Exercise objective ▸
Extract the complete listing and repeat it word for word.

Extracted material ▸

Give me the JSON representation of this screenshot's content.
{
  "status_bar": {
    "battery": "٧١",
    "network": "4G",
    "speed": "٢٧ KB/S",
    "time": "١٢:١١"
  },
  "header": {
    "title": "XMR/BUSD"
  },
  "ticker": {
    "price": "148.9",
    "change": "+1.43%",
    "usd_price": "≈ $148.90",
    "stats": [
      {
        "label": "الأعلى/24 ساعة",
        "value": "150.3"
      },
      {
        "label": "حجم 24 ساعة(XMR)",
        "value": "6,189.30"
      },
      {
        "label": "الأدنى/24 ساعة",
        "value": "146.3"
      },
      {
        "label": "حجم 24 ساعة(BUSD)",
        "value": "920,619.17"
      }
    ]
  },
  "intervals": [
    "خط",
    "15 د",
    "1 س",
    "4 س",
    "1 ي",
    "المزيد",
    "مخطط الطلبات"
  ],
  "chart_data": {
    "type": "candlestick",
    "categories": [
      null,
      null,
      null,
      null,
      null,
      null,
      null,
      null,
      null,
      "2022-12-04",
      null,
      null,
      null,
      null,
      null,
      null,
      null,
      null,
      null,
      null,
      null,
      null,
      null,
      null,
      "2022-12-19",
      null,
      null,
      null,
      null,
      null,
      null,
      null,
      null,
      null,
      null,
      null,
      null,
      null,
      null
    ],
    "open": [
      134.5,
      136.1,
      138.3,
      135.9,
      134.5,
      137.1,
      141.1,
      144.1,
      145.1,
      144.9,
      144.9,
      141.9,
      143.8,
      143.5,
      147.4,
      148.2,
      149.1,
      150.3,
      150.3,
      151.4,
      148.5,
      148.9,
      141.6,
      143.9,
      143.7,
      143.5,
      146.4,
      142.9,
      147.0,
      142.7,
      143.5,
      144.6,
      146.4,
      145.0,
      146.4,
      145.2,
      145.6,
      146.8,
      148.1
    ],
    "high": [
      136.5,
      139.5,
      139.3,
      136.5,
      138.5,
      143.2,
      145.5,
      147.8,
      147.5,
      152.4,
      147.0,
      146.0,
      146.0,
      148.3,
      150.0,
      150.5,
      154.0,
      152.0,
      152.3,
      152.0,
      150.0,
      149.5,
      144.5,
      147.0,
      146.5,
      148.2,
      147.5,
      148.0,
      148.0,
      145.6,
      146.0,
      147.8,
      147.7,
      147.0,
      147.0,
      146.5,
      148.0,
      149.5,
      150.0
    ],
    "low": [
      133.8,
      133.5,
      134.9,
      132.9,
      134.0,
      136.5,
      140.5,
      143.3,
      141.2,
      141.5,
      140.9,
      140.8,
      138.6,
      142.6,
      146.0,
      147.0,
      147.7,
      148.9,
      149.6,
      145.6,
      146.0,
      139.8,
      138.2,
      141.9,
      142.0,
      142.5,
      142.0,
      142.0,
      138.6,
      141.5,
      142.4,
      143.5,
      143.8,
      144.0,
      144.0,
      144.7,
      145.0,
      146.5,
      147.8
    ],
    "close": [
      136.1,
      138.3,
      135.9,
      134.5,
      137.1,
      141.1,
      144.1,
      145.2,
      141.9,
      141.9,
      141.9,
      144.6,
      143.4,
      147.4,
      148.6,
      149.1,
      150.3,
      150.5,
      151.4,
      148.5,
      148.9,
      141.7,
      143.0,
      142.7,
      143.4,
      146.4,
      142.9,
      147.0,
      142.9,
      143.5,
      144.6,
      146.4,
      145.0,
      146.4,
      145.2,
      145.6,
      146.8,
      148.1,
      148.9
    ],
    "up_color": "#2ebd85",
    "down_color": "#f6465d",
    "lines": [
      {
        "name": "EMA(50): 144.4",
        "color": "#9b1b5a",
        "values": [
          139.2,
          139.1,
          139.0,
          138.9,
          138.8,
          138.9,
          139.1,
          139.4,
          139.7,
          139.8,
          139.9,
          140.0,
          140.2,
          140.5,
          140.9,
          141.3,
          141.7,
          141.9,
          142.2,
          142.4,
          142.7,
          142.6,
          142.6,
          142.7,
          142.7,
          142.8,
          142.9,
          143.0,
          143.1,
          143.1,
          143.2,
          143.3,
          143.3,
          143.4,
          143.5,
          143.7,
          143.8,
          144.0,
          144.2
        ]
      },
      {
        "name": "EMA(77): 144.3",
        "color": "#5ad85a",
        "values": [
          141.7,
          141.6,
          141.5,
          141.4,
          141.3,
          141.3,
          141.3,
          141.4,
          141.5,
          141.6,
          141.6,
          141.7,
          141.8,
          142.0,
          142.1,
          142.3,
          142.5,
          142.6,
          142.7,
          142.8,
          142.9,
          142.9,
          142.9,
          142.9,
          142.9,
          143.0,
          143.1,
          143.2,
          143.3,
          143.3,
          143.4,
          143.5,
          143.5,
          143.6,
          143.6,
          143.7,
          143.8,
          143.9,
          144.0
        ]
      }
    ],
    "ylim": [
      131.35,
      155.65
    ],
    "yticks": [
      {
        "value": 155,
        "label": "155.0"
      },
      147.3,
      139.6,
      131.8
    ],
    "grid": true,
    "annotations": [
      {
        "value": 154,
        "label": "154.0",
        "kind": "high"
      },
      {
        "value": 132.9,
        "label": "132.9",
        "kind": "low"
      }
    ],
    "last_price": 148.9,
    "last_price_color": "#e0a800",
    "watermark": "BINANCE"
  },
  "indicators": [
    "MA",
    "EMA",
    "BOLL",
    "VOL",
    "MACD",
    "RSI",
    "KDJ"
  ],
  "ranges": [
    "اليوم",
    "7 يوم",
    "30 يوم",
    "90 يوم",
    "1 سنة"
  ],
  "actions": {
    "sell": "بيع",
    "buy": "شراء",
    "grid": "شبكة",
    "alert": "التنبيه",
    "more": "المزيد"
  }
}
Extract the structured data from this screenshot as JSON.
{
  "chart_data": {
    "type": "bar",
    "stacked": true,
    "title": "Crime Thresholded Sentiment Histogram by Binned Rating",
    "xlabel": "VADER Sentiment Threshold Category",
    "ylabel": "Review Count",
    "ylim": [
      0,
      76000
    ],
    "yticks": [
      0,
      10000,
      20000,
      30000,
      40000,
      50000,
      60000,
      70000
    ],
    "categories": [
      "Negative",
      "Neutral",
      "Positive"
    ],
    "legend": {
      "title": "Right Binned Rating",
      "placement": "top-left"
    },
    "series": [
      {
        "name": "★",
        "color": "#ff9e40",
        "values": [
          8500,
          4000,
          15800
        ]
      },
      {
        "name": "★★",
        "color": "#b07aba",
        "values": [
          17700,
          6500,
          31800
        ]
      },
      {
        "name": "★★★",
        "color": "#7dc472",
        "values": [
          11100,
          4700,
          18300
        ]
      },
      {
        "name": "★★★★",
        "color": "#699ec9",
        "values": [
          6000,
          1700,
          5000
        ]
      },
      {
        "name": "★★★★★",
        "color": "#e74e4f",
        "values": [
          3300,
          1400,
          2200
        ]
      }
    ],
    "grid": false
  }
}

Answer in full ▸
Give me the JSON representation of this screenshot's content.
{
  "status_bar": {
    "battery": "٧١",
    "network": "4G",
    "speed": "٢٧ KB/S",
    "time": "١٢:١١"
  },
  "header": {
    "title": "XMR/BUSD"
  },
  "ticker": {
    "price": "148.9",
    "change": "+1.43%",
    "usd_price": "≈ $148.90",
    "stats": [
      {
        "label": "الأعلى/24 ساعة",
        "value": "150.3"
      },
      {
        "label": "حجم 24 ساعة(XMR)",
        "value": "6,189.30"
      },
      {
        "label": "الأدنى/24 ساعة",
        "value": "146.3"
      },
      {
        "label": "حجم 24 ساعة(BUSD)",
        "value": "920,619.17"
      }
    ]
  },
  "intervals": [
    "خط",
    "15 د",
    "1 س",
    "4 س",
    "1 ي",
    "المزيد",
    "مخطط الطلبات"
  ],
  "chart_data": {
    "type": "candlestick",
    "categories": [
      null,
      null,
      null,
      null,
      null,
      null,
      null,
      null,
      null,
      "2022-12-04",
      null,
      null,
      null,
      null,
      null,
      null,
      null,
      null,
      null,
      null,
      null,
      null,
      null,
      null,
      "2022-12-19",
      null,
      null,
      null,
      null,
      null,
      null,
      null,
      null,
      null,
      null,
      null,
      null,
      null,
      null
    ],
    "open": [
      134.5,
      136.1,
      138.3,
      135.9,
      134.5,
      137.1,
      141.1,
      144.1,
      145.1,
      144.9,
      144.9,
      141.9,
      143.8,
      143.5,
      147.4,
      148.2,
      149.1,
      150.3,
      150.3,
      151.4,
      148.5,
      148.9,
      141.6,
      143.9,
      143.7,
      143.5,
      146.4,
      142.9,
      147.0,
      142.7,
      143.5,
      144.6,
      146.4,
      145.0,
      146.4,
      145.2,
      145.6,
      146.8,
      148.1
    ],
    "high": [
      136.5,
      139.5,
      139.3,
      136.5,
      138.5,
      143.2,
      145.5,
      147.8,
      147.5,
      152.4,
      147.0,
      146.0,
      146.0,
      148.3,
      150.0,
      150.5,
      154.0,
      152.0,
      152.3,
      152.0,
      150.0,
      149.5,
      144.5,
      147.0,
      146.5,
      148.2,
      147.5,
      148.0,
      148.0,
      145.6,
      146.0,
      147.8,
      147.7,
      147.0,
      147.0,
      146.5,
      148.0,
      149.5,
      150.0
    ],
    "low": [
      133.8,
      133.5,
      134.9,
      132.9,
      134.0,
      136.5,
      140.5,
      143.3,
      141.2,
      141.5,
      140.9,
      140.8,
      138.6,
      142.6,
      146.0,
      147.0,
      147.7,
      148.9,
      149.6,
      145.6,
      146.0,
      139.8,
      138.2,
      141.9,
      142.0,
      142.5,
      142.0,
      142.0,
      138.6,
      141.5,
      142.4,
      143.5,
      143.8,
      144.0,
      144.0,
      144.7,
      145.0,
      146.5,
      147.8
    ],
    "close": [
      136.1,
      138.3,
      135.9,
      134.5,
      137.1,
      141.1,
      144.1,
      145.2,
      141.9,
      141.9,
      141.9,
      144.6,
      143.4,
      147.4,
      148.6,
      149.1,
      150.3,
      150.5,
      151.4,
      148.5,
      148.9,
      141.7,
      143.0,
      142.7,
      143.4,
      146.4,
      142.9,
      147.0,
      142.9,
      143.5,
      144.6,
      146.4,
      145.0,
      146.4,
      145.2,
      145.6,
      146.8,
      148.1,
      148.9
    ],
    "up_color": "#2ebd85",
    "down_color": "#f6465d",
    "lines": [
      {
        "name": "EMA(50): 144.4",
        "color": "#9b1b5a",
        "values": [
          139.2,
          139.1,
          139.0,
          138.9,
          138.8,
          138.9,
          139.1,
          139.4,
          139.7,
          139.8,
          139.9,
          140.0,
          140.2,
          140.5,
          140.9,
          141.3,
          141.7,
          141.9,
          142.2,
          142.4,
          142.7,
          142.6,
          142.6,
          142.7,
          142.7,
          142.8,
          142.9,
          143.0,
          143.1,
          143.1,
          143.2,
          143.3,
          143.3,
          143.4,
          143.5,
          143.7,
          143.8,
          144.0,
          144.2
        ]
      },
      {
        "name": "EMA(77): 144.3",
        "color": "#5ad85a",
        "values": [
          141.7,
          141.6,
          141.5,
          141.4,
          141.3,
          141.3,
          141.3,
          141.4,
          141.5,
          141.6,
          141.6,
          141.7,
          141.8,
          142.0,
          142.1,
          142.3,
          142.5,
          142.6,
          142.7,
          142.8,
          142.9,
          142.9,
          142.9,
          142.9,
          142.9,
          143.0,
          143.1,
          143.2,
          143.3,
          143.3,
          143.4,
          143.5,
          143.5,
          143.6,
          143.6,
          143.7,
          143.8,
          143.9,
          144.0
        ]
      }
    ],
    "ylim": [
      131.35,
      155.65
    ],
    "yticks": [
      {
        "value": 155,
        "label": "155.0"
      },
      147.3,
      139.6,
      131.8
    ],
    "grid": true,
    "annotations": [
      {
        "value": 154,
        "label": "154.0",
        "kind": "high"
      },
      {
        "value": 132.9,
        "label": "132.9",
        "kind": "low"
      }
    ],
    "last_price": 148.9,
    "last_price_color": "#e0a800",
    "watermark": "BINANCE"
  },
  "indicators": [
    "MA",
    "EMA",
    "BOLL",
    "VOL",
    "MACD",
    "RSI",
    "KDJ"
  ],
  "ranges": [
    "اليوم",
    "7 يوم",
    "30 يوم",
    "90 يوم",
    "1 سنة"
  ],
  "actions": {
    "sell": "بيع",
    "buy": "شراء",
    "grid": "شبكة",
    "alert": "التنبيه",
    "more": "المزيد"
  }
}
Extract the structured data from this screenshot as JSON.
{
  "chart_data": {
    "type": "bar",
    "stacked": true,
    "title": "Crime Thresholded Sentiment Histogram by Binned Rating",
    "xlabel": "VADER Sentiment Threshold Category",
    "ylabel": "Review Count",
    "ylim": [
      0,
      76000
    ],
    "yticks": [
      0,
      10000,
      20000,
      30000,
      40000,
      50000,
      60000,
      70000
    ],
    "categories": [
      "Negative",
      "Neutral",
      "Positive"
    ],
    "legend": {
      "title": "Right Binned Rating",
      "placement": "top-left"
    },
    "series": [
      {
        "name": "★",
        "color": "#ff9e40",
        "values": [
          8500,
          4000,
          15800
        ]
      },
      {
        "name": "★★",
        "color": "#b07aba",
        "values": [
          17700,
          6500,
          31800
        ]
      },
      {
        "name": "★★★",
        "color": "#7dc472",
        "values": [
          11100,
          4700,
          18300
        ]
      },
      {
        "name": "★★★★",
        "color": "#699ec9",
        "values": [
          6000,
          1700,
          5000
        ]
      },
      {
        "name": "★★★★★",
        "color": "#e74e4f",
        "values": [
          3300,
          1400,
          2200
        ]
      }
    ],
    "grid": false
  }
}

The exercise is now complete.